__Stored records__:
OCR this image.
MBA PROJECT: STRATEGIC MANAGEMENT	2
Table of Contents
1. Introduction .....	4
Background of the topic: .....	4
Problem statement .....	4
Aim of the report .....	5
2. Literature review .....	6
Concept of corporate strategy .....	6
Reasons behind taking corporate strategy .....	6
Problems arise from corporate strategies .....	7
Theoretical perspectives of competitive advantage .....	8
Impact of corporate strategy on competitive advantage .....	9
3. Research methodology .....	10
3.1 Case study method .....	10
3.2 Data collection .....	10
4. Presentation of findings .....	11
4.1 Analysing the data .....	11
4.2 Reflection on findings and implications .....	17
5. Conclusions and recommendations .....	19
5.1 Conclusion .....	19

__Direction__: Write out the entries above once more, without altering anything.

__Result below__:
OCR this image.
MBA PROJECT: STRATEGIC MANAGEMENT	2
Table of Contents
1. Introduction .....	4
Background of the topic: .....	4
Problem statement .....	4
Aim of the report .....	5
2. Literature review .....	6
Concept of corporate strategy .....	6
Reasons behind taking corporate strategy .....	6
Problems arise from corporate strategies .....	7
Theoretical perspectives of competitive advantage .....	8
Impact of corporate strategy on competitive advantage .....	9
3. Research methodology .....	10
3.1 Case study method .....	10
3.2 Data collection .....	10
4. Presentation of findings .....	11
4.1 Analysing the data .....	11
4.2 Reflection on findings and implications .....	17
5. Conclusions and recommendations .....	19
5.1 Conclusion .....	19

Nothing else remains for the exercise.